■ Task description:
Return all of the entries exactly, with nothing added or left out.

■ Extracted material:
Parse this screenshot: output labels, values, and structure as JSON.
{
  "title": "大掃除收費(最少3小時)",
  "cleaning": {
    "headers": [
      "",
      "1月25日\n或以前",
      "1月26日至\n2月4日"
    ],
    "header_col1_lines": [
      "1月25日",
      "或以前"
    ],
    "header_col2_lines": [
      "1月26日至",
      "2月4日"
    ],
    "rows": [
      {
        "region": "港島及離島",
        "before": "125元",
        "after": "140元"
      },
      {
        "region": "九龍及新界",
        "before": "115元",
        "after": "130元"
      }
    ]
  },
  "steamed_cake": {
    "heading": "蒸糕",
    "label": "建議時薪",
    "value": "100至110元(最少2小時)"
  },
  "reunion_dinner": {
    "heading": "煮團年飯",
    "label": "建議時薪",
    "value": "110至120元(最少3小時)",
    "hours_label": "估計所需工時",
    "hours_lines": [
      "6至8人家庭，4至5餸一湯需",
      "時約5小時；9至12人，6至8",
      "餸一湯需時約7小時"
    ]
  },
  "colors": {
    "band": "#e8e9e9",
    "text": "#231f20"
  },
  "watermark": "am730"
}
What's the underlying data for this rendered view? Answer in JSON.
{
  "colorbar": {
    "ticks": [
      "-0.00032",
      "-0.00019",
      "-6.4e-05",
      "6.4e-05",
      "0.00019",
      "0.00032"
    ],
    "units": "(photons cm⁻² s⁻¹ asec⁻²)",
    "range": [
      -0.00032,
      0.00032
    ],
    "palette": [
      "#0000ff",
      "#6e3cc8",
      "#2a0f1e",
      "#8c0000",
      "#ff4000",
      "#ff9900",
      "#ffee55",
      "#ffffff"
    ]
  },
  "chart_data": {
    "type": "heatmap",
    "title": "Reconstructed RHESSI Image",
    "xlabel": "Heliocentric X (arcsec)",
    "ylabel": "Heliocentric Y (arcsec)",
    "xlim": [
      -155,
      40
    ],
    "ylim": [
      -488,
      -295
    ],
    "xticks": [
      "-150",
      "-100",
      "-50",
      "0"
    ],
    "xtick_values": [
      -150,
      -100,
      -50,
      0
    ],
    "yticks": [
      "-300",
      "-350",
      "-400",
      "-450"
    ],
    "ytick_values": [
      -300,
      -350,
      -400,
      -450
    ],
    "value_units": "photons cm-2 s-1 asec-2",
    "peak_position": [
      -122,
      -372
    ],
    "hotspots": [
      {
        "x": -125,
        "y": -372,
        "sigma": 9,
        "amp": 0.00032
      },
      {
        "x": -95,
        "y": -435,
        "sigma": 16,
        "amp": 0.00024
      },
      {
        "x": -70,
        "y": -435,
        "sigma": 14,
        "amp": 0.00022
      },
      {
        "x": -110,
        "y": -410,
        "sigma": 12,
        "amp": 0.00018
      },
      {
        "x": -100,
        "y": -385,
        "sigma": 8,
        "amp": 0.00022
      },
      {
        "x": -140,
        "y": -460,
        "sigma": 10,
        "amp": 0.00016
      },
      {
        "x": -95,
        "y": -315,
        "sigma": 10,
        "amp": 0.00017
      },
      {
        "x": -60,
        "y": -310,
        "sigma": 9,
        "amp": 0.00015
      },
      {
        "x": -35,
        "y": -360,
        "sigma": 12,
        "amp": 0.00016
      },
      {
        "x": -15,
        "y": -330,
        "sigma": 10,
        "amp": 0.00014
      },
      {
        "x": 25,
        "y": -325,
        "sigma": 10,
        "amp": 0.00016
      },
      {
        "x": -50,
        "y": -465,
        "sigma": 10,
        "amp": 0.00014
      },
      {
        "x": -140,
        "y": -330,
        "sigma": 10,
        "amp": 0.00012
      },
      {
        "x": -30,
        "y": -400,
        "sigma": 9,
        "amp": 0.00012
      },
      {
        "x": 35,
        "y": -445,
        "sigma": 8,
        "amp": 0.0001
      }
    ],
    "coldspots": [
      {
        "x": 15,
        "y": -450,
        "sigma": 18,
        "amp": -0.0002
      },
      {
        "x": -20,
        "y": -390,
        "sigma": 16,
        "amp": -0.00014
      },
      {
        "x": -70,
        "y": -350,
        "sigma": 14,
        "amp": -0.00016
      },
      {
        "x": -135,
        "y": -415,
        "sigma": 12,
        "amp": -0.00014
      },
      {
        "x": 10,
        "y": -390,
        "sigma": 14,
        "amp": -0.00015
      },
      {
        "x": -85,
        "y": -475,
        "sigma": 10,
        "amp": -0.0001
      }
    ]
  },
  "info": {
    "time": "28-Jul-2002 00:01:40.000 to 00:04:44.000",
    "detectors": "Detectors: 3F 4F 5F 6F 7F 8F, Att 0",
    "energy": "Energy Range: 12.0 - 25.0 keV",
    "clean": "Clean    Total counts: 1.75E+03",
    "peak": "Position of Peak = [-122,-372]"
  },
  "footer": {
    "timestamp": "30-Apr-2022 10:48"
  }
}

■ The solution:
Parse this screenshot: output labels, values, and structure as JSON.
{
  "title": "大掃除收費(最少3小時)",
  "cleaning": {
    "headers": [
      "",
      "1月25日\n或以前",
      "1月26日至\n2月4日"
    ],
    "header_col1_lines": [
      "1月25日",
      "或以前"
    ],
    "header_col2_lines": [
      "1月26日至",
      "2月4日"
    ],
    "rows": [
      {
        "region": "港島及離島",
        "before": "125元",
        "after": "140元"
      },
      {
        "region": "九龍及新界",
        "before": "115元",
        "after": "130元"
      }
    ]
  },
  "steamed_cake": {
    "heading": "蒸糕",
    "label": "建議時薪",
    "value": "100至110元(最少2小時)"
  },
  "reunion_dinner": {
    "heading": "煮團年飯",
    "label": "建議時薪",
    "value": "110至120元(最少3小時)",
    "hours_label": "估計所需工時",
    "hours_lines": [
      "6至8人家庭，4至5餸一湯需",
      "時約5小時；9至12人，6至8",
      "餸一湯需時約7小時"
    ]
  },
  "colors": {
    "band": "#e8e9e9",
    "text": "#231f20"
  },
  "watermark": "am730"
}
What's the underlying data for this rendered view? Answer in JSON.
{
  "colorbar": {
    "ticks": [
      "-0.00032",
      "-0.00019",
      "-6.4e-05",
      "6.4e-05",
      "0.00019",
      "0.00032"
    ],
    "units": "(photons cm⁻² s⁻¹ asec⁻²)",
    "range": [
      -0.00032,
      0.00032
    ],
    "palette": [
      "#0000ff",
      "#6e3cc8",
      "#2a0f1e",
      "#8c0000",
      "#ff4000",
      "#ff9900",
      "#ffee55",
      "#ffffff"
    ]
  },
  "chart_data": {
    "type": "heatmap",
    "title": "Reconstructed RHESSI Image",
    "xlabel": "Heliocentric X (arcsec)",
    "ylabel": "Heliocentric Y (arcsec)",
    "xlim": [
      -155,
      40
    ],
    "ylim": [
      -488,
      -295
    ],
    "xticks": [
      "-150",
      "-100",
      "-50",
      "0"
    ],
    "xtick_values": [
      -150,
      -100,
      -50,
      0
    ],
    "yticks": [
      "-300",
      "-350",
      "-400",
      "-450"
    ],
    "ytick_values": [
      -300,
      -350,
      -400,
      -450
    ],
    "value_units": "photons cm-2 s-1 asec-2",
    "peak_position": [
      -122,
      -372
    ],
    "hotspots": [
      {
        "x": -125,
        "y": -372,
        "sigma": 9,
        "amp": 0.00032
      },
      {
        "x": -95,
        "y": -435,
        "sigma": 16,
        "amp": 0.00024
      },
      {
        "x": -70,
        "y": -435,
        "sigma": 14,
        "amp": 0.00022
      },
      {
        "x": -110,
        "y": -410,
        "sigma": 12,
        "amp": 0.00018
      },
      {
        "x": -100,
        "y": -385,
        "sigma": 8,
        "amp": 0.00022
      },
      {
        "x": -140,
        "y": -460,
        "sigma": 10,
        "amp": 0.00016
      },
      {
        "x": -95,
        "y": -315,
        "sigma": 10,
        "amp": 0.00017
      },
      {
        "x": -60,
        "y": -310,
        "sigma": 9,
        "amp": 0.00015
      },
      {
        "x": -35,
        "y": -360,
        "sigma": 12,
        "amp": 0.00016
      },
      {
        "x": -15,
        "y": -330,
        "sigma": 10,
        "amp": 0.00014
      },
      {
        "x": 25,
        "y": -325,
        "sigma": 10,
        "amp": 0.00016
      },
      {
        "x": -50,
        "y": -465,
        "sigma": 10,
        "amp": 0.00014
      },
      {
        "x": -140,
        "y": -330,
        "sigma": 10,
        "amp": 0.00012
      },
      {
        "x": -30,
        "y": -400,
        "sigma": 9,
        "amp": 0.00012
      },
      {
        "x": 35,
        "y": -445,
        "sigma": 8,
        "amp": 0.0001
      }
    ],
    "coldspots": [
      {
        "x": 15,
        "y": -450,
        "sigma": 18,
        "amp": -0.0002
      },
      {
        "x": -20,
        "y": -390,
        "sigma": 16,
        "amp": -0.00014
      },
      {
        "x": -70,
        "y": -350,
        "sigma": 14,
        "amp": -0.00016
      },
      {
        "x": -135,
        "y": -415,
        "sigma": 12,
        "amp": -0.00014
      },
      {
        "x": 10,
        "y": -390,
        "sigma": 14,
        "amp": -0.00015
      },
      {
        "x": -85,
        "y": -475,
        "sigma": 10,
        "amp": -0.0001
      }
    ]
  },
  "info": {
    "time": "28-Jul-2002 00:01:40.000 to 00:04:44.000",
    "detectors": "Detectors: 3F 4F 5F 6F 7F 8F, Att 0",
    "energy": "Energy Range: 12.0 - 25.0 keV",
    "clean": "Clean    Total counts: 1.75E+03",
    "peak": "Position of Peak = [-122,-372]"
  },
  "footer": {
    "timestamp": "30-Apr-2022 10:48"
  }
}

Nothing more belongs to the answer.